◆ TASK:
Wherever "subgroup" appears in a line, list that line.

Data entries
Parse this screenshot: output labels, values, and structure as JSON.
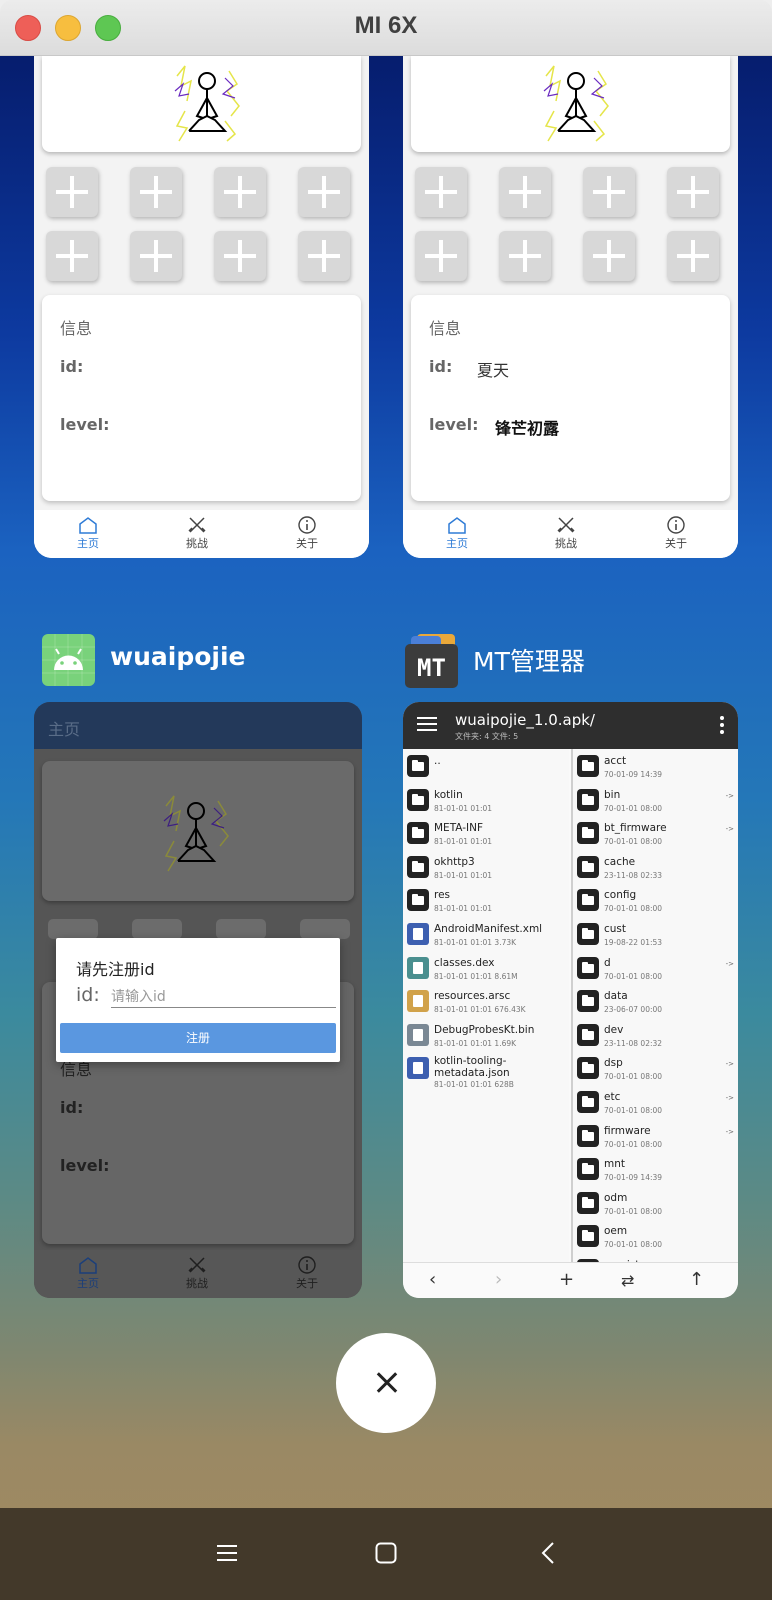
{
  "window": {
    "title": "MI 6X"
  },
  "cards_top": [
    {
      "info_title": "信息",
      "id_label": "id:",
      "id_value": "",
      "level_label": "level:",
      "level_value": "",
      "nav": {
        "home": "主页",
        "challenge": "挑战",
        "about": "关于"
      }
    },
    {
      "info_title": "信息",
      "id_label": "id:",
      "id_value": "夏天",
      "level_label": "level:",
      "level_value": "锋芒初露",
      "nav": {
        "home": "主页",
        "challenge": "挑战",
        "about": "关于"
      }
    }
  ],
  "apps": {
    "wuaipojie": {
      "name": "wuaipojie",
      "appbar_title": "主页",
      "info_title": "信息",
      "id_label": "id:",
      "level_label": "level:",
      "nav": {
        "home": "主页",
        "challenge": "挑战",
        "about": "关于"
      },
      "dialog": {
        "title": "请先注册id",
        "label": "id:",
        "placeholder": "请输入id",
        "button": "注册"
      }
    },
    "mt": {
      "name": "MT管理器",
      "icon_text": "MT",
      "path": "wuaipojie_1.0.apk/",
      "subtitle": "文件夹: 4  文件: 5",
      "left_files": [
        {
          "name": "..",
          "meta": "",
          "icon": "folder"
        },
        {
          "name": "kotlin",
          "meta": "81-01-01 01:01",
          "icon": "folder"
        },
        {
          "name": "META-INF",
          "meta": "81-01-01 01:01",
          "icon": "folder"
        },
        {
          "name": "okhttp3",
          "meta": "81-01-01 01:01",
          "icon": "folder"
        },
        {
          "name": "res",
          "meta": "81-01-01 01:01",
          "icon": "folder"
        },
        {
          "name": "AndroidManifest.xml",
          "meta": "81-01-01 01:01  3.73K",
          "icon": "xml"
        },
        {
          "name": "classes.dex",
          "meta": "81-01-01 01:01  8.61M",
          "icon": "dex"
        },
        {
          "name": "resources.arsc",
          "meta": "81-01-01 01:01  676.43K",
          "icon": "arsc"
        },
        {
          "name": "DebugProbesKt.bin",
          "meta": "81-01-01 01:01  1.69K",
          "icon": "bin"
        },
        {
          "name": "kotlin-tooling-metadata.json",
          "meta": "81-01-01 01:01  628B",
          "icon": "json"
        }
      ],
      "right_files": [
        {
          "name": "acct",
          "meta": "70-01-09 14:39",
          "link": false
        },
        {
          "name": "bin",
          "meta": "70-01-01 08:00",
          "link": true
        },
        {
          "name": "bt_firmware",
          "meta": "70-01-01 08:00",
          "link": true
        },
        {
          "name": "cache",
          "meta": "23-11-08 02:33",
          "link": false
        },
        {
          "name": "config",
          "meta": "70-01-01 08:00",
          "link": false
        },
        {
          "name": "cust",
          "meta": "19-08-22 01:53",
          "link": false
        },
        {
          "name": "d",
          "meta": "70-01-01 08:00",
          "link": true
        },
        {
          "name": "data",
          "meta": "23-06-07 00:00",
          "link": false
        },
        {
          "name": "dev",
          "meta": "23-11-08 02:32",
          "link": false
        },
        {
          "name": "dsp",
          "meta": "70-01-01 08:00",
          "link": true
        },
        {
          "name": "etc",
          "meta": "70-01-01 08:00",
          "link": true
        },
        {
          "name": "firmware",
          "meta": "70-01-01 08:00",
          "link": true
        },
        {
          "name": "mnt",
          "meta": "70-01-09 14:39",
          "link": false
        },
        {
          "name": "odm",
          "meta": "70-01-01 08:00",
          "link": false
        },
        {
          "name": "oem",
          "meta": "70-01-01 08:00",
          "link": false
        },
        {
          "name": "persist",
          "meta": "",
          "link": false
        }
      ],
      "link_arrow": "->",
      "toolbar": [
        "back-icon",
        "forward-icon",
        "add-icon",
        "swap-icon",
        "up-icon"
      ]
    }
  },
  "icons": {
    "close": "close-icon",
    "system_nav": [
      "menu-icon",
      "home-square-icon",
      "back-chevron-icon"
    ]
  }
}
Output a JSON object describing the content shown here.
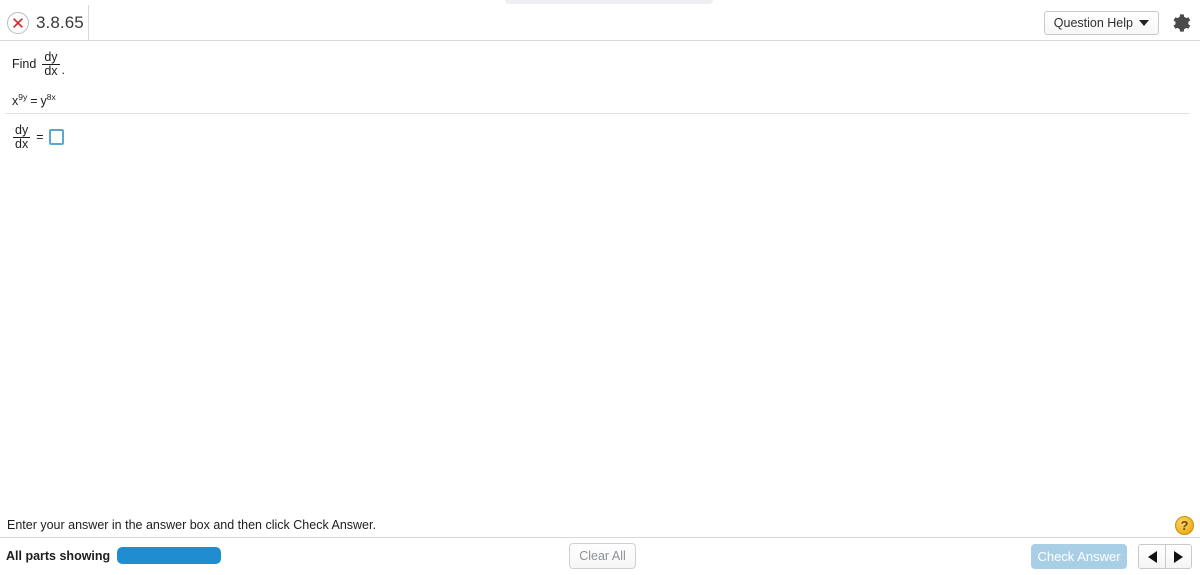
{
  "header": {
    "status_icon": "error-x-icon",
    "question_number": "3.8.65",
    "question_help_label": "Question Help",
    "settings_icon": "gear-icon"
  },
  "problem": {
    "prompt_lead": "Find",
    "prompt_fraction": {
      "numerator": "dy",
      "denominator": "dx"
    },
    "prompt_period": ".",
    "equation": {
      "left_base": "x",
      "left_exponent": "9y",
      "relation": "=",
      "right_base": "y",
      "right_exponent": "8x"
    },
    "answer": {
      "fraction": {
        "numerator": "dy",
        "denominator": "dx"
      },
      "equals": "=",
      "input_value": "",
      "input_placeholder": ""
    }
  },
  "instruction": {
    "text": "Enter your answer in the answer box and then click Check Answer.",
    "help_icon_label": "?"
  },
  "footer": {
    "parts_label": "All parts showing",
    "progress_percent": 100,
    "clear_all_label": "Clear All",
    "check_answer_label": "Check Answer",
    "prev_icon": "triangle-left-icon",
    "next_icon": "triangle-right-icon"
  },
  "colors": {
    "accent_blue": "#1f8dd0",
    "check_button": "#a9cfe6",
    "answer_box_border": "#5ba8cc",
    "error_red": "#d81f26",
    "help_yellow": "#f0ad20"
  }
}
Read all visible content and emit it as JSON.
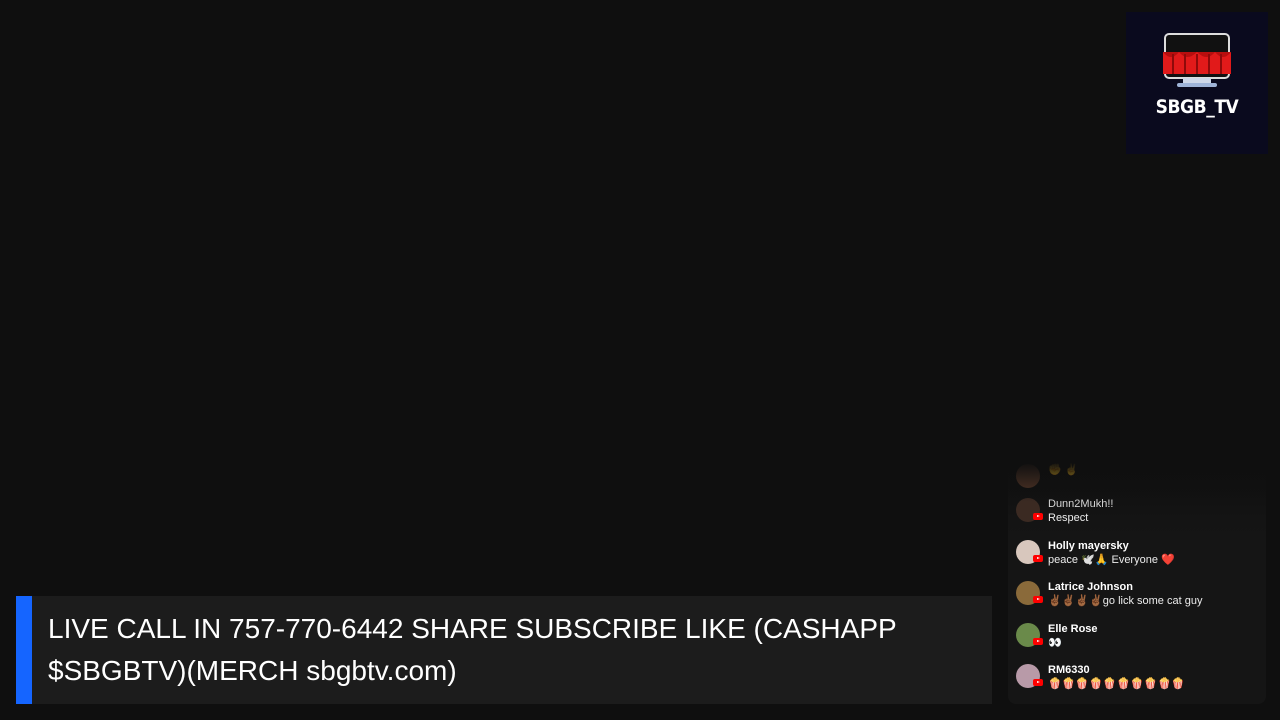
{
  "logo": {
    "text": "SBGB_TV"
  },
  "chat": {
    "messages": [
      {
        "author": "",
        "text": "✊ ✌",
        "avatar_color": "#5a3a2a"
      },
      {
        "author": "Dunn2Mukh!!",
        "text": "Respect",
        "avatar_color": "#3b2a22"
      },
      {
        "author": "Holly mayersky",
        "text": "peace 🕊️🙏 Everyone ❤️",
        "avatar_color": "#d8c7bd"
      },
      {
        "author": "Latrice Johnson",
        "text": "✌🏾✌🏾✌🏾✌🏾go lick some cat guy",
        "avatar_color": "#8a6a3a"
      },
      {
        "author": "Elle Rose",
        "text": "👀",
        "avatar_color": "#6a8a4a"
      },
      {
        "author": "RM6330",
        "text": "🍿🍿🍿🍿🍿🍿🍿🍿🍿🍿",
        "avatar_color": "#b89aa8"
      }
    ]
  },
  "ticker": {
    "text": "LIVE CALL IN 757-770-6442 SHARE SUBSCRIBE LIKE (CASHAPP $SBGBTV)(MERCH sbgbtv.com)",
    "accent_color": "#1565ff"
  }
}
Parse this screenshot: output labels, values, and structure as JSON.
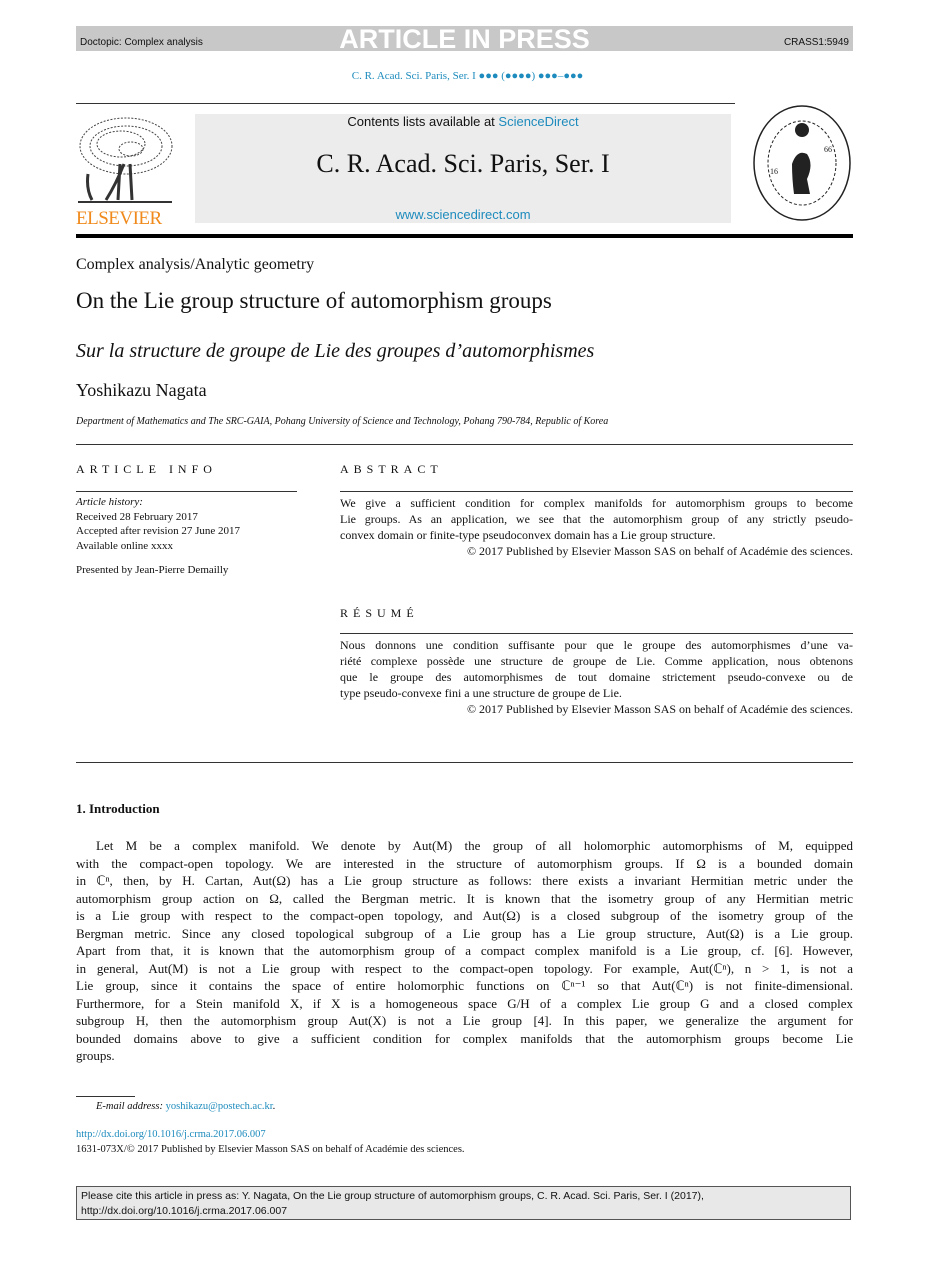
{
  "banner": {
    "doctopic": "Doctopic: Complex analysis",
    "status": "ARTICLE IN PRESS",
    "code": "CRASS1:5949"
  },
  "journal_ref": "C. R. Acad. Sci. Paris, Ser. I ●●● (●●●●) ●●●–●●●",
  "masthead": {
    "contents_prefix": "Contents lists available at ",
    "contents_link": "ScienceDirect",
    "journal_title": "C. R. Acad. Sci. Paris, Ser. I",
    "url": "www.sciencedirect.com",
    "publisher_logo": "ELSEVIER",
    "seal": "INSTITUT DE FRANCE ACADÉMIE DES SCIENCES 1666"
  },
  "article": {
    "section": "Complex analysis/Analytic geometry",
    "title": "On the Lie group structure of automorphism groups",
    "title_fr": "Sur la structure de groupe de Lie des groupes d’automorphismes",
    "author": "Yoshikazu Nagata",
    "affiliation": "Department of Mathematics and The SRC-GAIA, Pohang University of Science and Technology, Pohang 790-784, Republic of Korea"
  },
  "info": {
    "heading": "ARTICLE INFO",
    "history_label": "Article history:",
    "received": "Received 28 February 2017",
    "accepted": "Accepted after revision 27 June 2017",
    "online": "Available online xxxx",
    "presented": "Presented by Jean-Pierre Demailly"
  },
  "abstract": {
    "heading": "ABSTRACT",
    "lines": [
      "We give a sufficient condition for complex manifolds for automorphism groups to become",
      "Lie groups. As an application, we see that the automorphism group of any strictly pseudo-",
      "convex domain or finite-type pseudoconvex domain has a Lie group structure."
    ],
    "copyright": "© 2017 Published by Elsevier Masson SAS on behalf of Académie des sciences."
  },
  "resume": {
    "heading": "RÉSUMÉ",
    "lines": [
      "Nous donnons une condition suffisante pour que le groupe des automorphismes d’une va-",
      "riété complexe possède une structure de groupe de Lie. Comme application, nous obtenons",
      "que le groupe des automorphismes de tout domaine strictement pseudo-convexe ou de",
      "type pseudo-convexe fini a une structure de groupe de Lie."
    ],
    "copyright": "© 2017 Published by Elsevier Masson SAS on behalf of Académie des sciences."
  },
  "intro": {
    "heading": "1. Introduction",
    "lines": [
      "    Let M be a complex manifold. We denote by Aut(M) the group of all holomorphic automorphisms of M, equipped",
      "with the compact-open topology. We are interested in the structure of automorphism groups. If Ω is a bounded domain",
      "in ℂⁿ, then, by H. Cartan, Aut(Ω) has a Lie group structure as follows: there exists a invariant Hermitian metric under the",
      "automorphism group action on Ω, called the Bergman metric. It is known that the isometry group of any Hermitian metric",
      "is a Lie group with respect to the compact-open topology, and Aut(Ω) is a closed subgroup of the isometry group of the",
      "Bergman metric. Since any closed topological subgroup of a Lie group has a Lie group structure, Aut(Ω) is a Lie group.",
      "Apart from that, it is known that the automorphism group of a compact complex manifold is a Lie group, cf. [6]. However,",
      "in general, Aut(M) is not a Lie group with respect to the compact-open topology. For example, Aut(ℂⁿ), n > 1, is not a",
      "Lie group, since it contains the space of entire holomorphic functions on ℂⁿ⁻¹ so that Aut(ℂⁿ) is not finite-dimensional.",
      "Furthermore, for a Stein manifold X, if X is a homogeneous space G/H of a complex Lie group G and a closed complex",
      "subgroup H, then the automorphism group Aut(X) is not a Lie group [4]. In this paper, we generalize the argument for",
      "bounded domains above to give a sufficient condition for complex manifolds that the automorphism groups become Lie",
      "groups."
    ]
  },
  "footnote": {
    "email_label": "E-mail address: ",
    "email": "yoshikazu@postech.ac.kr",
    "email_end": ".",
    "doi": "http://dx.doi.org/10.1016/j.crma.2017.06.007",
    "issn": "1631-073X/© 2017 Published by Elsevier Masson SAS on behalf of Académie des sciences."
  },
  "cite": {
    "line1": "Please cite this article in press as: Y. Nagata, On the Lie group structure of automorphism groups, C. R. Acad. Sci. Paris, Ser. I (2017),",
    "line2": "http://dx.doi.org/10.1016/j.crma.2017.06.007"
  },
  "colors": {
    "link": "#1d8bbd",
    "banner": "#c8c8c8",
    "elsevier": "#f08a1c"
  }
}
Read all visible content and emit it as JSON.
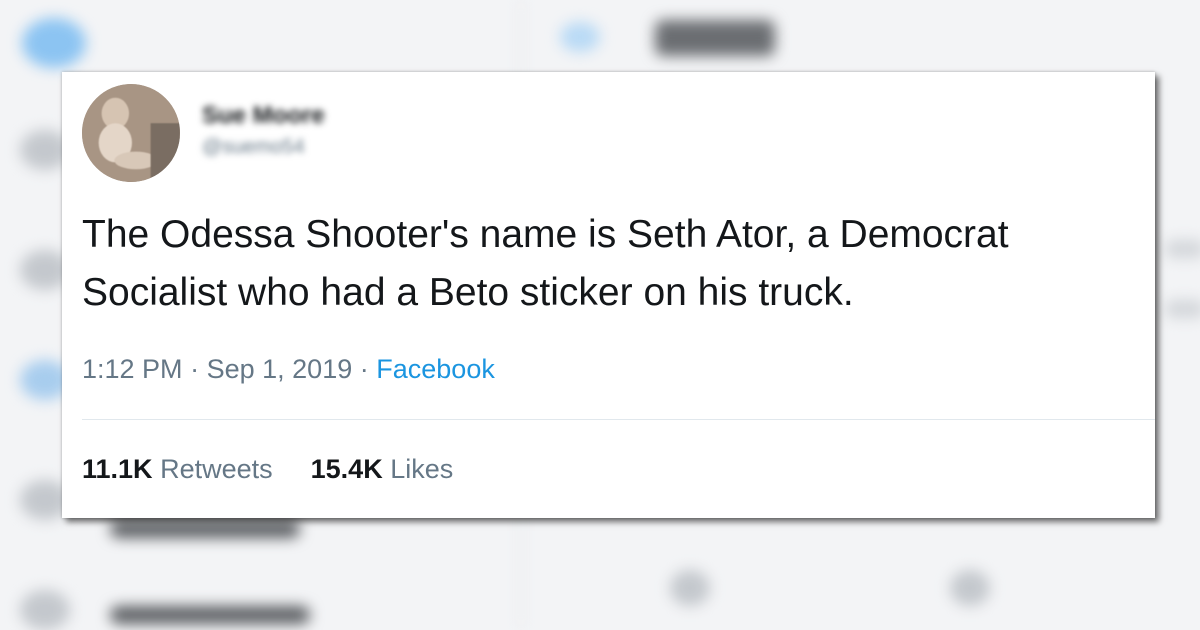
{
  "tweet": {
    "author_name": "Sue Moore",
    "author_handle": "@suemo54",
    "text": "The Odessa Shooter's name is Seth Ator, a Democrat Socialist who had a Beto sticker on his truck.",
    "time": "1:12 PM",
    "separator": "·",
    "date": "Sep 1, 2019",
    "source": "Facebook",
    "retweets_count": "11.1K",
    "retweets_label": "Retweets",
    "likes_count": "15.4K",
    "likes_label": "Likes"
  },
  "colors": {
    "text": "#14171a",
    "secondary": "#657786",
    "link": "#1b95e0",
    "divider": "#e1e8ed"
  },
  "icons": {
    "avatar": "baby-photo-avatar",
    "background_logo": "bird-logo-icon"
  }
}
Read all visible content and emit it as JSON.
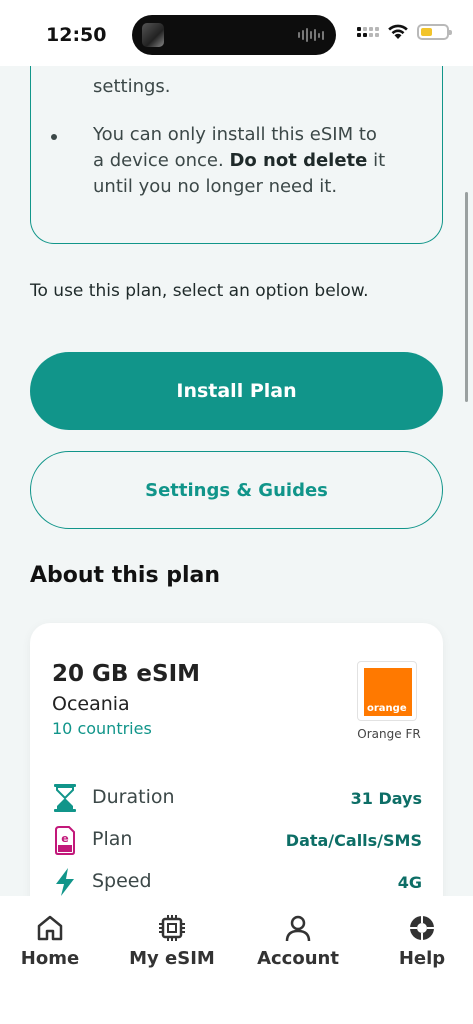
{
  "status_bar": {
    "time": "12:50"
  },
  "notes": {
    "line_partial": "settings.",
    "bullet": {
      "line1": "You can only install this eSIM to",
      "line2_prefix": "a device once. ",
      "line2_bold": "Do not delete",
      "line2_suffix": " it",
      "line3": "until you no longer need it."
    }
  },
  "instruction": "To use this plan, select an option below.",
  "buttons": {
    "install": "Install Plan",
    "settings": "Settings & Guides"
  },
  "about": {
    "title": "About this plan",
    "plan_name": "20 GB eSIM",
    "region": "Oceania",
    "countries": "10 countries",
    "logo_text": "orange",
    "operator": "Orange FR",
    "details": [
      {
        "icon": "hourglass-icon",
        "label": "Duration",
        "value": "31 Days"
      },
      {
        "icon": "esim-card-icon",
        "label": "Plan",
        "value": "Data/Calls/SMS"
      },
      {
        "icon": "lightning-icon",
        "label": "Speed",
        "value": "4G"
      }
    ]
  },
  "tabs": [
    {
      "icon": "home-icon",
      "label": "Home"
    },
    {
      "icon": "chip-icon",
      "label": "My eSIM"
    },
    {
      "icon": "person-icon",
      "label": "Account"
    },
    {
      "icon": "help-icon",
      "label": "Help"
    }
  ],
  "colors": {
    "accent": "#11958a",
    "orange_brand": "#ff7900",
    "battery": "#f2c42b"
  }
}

◆ ANSWER:
      "is a Lie group with respect to the compact-open topology, and Aut(Ω) is a closed subgroup of the isometry group of the",
      "Bergman metric. Since any closed topological subgroup of a Lie group has a Lie group structure, Aut(Ω) is a Lie group.",
      "subgroup H, then the automorphism group Aut(X) is not a Lie group [4]. In this paper, we generalize the argument for",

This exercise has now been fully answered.